[PROBLEM TO WORK ON] Retype the whole listing below, character for character.

[begin DATA IN THIS EXERCISE]

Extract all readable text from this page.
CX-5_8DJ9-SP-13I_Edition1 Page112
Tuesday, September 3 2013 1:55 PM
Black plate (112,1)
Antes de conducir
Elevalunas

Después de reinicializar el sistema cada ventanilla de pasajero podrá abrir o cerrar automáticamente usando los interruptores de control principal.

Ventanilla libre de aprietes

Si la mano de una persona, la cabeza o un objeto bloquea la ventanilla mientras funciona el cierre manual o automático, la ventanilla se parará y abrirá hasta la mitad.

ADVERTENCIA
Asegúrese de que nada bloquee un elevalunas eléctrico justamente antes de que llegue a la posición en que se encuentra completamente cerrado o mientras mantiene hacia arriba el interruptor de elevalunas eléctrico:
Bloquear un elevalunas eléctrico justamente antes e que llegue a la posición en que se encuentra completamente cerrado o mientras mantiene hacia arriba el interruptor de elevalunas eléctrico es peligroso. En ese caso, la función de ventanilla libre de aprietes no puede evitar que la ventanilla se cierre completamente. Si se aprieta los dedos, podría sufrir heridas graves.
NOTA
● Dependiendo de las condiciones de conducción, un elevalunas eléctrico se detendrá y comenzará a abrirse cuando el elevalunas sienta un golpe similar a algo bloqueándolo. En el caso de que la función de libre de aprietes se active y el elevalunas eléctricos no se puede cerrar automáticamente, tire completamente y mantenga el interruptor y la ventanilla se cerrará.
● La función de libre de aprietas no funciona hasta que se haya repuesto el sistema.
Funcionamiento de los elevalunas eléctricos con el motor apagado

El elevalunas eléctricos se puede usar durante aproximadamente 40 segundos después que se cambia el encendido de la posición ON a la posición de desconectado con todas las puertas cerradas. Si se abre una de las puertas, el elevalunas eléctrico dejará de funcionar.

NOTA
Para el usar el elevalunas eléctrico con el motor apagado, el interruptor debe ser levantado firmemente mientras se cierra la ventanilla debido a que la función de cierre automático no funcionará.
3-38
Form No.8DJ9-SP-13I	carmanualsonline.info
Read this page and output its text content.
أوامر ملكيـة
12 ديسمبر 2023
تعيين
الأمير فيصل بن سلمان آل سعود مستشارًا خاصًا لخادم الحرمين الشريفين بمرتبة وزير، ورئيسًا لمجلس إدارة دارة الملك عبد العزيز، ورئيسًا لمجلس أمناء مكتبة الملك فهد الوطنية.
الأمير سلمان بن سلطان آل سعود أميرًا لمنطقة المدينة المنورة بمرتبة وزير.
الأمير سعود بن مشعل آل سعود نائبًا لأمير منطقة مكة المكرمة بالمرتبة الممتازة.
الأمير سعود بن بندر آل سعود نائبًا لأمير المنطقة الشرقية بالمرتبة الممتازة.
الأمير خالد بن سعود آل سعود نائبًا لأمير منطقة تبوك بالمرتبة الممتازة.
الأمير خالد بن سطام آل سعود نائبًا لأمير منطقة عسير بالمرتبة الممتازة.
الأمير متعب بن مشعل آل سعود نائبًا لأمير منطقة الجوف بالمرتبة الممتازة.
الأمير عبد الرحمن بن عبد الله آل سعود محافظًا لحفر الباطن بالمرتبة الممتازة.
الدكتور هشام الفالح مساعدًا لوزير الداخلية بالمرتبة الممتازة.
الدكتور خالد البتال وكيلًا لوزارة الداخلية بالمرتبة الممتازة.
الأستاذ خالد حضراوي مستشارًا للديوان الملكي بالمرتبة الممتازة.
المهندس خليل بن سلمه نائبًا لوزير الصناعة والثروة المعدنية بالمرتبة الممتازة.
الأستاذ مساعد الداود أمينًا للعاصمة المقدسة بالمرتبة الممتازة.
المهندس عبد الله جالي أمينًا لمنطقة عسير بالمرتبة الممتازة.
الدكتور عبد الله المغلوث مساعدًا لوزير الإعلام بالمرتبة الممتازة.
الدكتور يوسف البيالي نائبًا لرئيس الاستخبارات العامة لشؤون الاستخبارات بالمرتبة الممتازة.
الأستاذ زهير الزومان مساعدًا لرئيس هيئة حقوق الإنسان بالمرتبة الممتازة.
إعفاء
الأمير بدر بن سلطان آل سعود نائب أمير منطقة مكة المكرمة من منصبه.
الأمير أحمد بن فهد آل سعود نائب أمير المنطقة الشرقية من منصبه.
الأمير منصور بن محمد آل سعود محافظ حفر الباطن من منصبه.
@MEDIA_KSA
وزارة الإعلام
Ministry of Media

[end DATA IN THIS EXERCISE]

[RESPONSE TO THIS EXERCISE]
Extract all readable text from this page.
CX-5_8DJ9-SP-13I_Edition1 Page112
Tuesday, September 3 2013 1:55 PM
Black plate (112,1)
Antes de conducir
Elevalunas

Después de reinicializar el sistema cada ventanilla de pasajero podrá abrir o cerrar automáticamente usando los interruptores de control principal.

Ventanilla libre de aprietes

Si la mano de una persona, la cabeza o un objeto bloquea la ventanilla mientras funciona el cierre manual o automático, la ventanilla se parará y abrirá hasta la mitad.

ADVERTENCIA
Asegúrese de que nada bloquee un elevalunas eléctrico justamente antes de que llegue a la posición en que se encuentra completamente cerrado o mientras mantiene hacia arriba el interruptor de elevalunas eléctrico:
Bloquear un elevalunas eléctrico justamente antes e que llegue a la posición en que se encuentra completamente cerrado o mientras mantiene hacia arriba el interruptor de elevalunas eléctrico es peligroso. En ese caso, la función de ventanilla libre de aprietes no puede evitar que la ventanilla se cierre completamente. Si se aprieta los dedos, podría sufrir heridas graves.
NOTA
● Dependiendo de las condiciones de conducción, un elevalunas eléctrico se detendrá y comenzará a abrirse cuando el elevalunas sienta un golpe similar a algo bloqueándolo. En el caso de que la función de libre de aprietes se active y el elevalunas eléctricos no se puede cerrar automáticamente, tire completamente y mantenga el interruptor y la ventanilla se cerrará.
● La función de libre de aprietas no funciona hasta que se haya repuesto el sistema.
Funcionamiento de los elevalunas eléctricos con el motor apagado

El elevalunas eléctricos se puede usar durante aproximadamente 40 segundos después que se cambia el encendido de la posición ON a la posición de desconectado con todas las puertas cerradas. Si se abre una de las puertas, el elevalunas eléctrico dejará de funcionar.

NOTA
Para el usar el elevalunas eléctrico con el motor apagado, el interruptor debe ser levantado firmemente mientras se cierra la ventanilla debido a que la función de cierre automático no funcionará.
3-38
Form No.8DJ9-SP-13I	carmanualsonline.info
Read this page and output its text content.
أوامر ملكيـة
12 ديسمبر 2023
تعيين
الأمير فيصل بن سلمان آل سعود مستشارًا خاصًا لخادم الحرمين الشريفين بمرتبة وزير، ورئيسًا لمجلس إدارة دارة الملك عبد العزيز، ورئيسًا لمجلس أمناء مكتبة الملك فهد الوطنية.
الأمير سلمان بن سلطان آل سعود أميرًا لمنطقة المدينة المنورة بمرتبة وزير.
الأمير سعود بن مشعل آل سعود نائبًا لأمير منطقة مكة المكرمة بالمرتبة الممتازة.
الأمير سعود بن بندر آل سعود نائبًا لأمير المنطقة الشرقية بالمرتبة الممتازة.
الأمير خالد بن سعود آل سعود نائبًا لأمير منطقة تبوك بالمرتبة الممتازة.
الأمير خالد بن سطام آل سعود نائبًا لأمير منطقة عسير بالمرتبة الممتازة.
الأمير متعب بن مشعل آل سعود نائبًا لأمير منطقة الجوف بالمرتبة الممتازة.
الأمير عبد الرحمن بن عبد الله آل سعود محافظًا لحفر الباطن بالمرتبة الممتازة.
الدكتور هشام الفالح مساعدًا لوزير الداخلية بالمرتبة الممتازة.
الدكتور خالد البتال وكيلًا لوزارة الداخلية بالمرتبة الممتازة.
الأستاذ خالد حضراوي مستشارًا للديوان الملكي بالمرتبة الممتازة.
المهندس خليل بن سلمه نائبًا لوزير الصناعة والثروة المعدنية بالمرتبة الممتازة.
الأستاذ مساعد الداود أمينًا للعاصمة المقدسة بالمرتبة الممتازة.
المهندس عبد الله جالي أمينًا لمنطقة عسير بالمرتبة الممتازة.
الدكتور عبد الله المغلوث مساعدًا لوزير الإعلام بالمرتبة الممتازة.
الدكتور يوسف البيالي نائبًا لرئيس الاستخبارات العامة لشؤون الاستخبارات بالمرتبة الممتازة.
الأستاذ زهير الزومان مساعدًا لرئيس هيئة حقوق الإنسان بالمرتبة الممتازة.
إعفاء
الأمير بدر بن سلطان آل سعود نائب أمير منطقة مكة المكرمة من منصبه.
الأمير أحمد بن فهد آل سعود نائب أمير المنطقة الشرقية من منصبه.
الأمير منصور بن محمد آل سعود محافظ حفر الباطن من منصبه.
@MEDIA_KSA
وزارة الإعلام
Ministry of Media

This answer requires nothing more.